▶ Work to do:
Write each record again exactly as it stands.

▶ Provided records:
Begin

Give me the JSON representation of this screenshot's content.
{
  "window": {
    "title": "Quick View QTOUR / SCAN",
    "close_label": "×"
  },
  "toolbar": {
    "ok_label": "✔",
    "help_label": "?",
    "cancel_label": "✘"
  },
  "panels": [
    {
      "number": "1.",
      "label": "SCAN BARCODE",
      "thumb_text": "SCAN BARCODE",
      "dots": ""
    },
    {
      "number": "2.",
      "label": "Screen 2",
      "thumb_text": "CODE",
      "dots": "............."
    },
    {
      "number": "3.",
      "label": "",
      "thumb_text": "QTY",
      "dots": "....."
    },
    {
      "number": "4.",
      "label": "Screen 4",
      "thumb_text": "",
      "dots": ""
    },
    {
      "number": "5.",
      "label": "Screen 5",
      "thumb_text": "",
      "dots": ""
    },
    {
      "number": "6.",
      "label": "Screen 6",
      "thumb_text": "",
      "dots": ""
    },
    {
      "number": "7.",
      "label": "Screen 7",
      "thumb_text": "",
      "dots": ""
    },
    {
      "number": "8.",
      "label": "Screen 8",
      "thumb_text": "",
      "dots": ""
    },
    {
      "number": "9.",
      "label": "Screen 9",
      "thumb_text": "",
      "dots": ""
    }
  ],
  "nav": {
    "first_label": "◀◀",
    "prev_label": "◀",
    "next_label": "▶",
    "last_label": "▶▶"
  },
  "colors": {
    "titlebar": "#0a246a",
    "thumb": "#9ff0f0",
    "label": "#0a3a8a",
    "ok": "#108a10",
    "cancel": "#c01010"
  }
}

End

▶ Solution to this problem:
Give me the JSON representation of this screenshot's content.
{
  "window": {
    "title": "Quick View QTOUR / SCAN",
    "close_label": "×"
  },
  "toolbar": {
    "ok_label": "✔",
    "help_label": "?",
    "cancel_label": "✘"
  },
  "panels": [
    {
      "number": "1.",
      "label": "SCAN BARCODE",
      "thumb_text": "SCAN BARCODE",
      "dots": ""
    },
    {
      "number": "2.",
      "label": "Screen 2",
      "thumb_text": "CODE",
      "dots": "............."
    },
    {
      "number": "3.",
      "label": "",
      "thumb_text": "QTY",
      "dots": "....."
    },
    {
      "number": "4.",
      "label": "Screen 4",
      "thumb_text": "",
      "dots": ""
    },
    {
      "number": "5.",
      "label": "Screen 5",
      "thumb_text": "",
      "dots": ""
    },
    {
      "number": "6.",
      "label": "Screen 6",
      "thumb_text": "",
      "dots": ""
    },
    {
      "number": "7.",
      "label": "Screen 7",
      "thumb_text": "",
      "dots": ""
    },
    {
      "number": "8.",
      "label": "Screen 8",
      "thumb_text": "",
      "dots": ""
    },
    {
      "number": "9.",
      "label": "Screen 9",
      "thumb_text": "",
      "dots": ""
    }
  ],
  "nav": {
    "first_label": "◀◀",
    "prev_label": "◀",
    "next_label": "▶",
    "last_label": "▶▶"
  },
  "colors": {
    "titlebar": "#0a246a",
    "thumb": "#9ff0f0",
    "label": "#0a3a8a",
    "ok": "#108a10",
    "cancel": "#c01010"
  }
}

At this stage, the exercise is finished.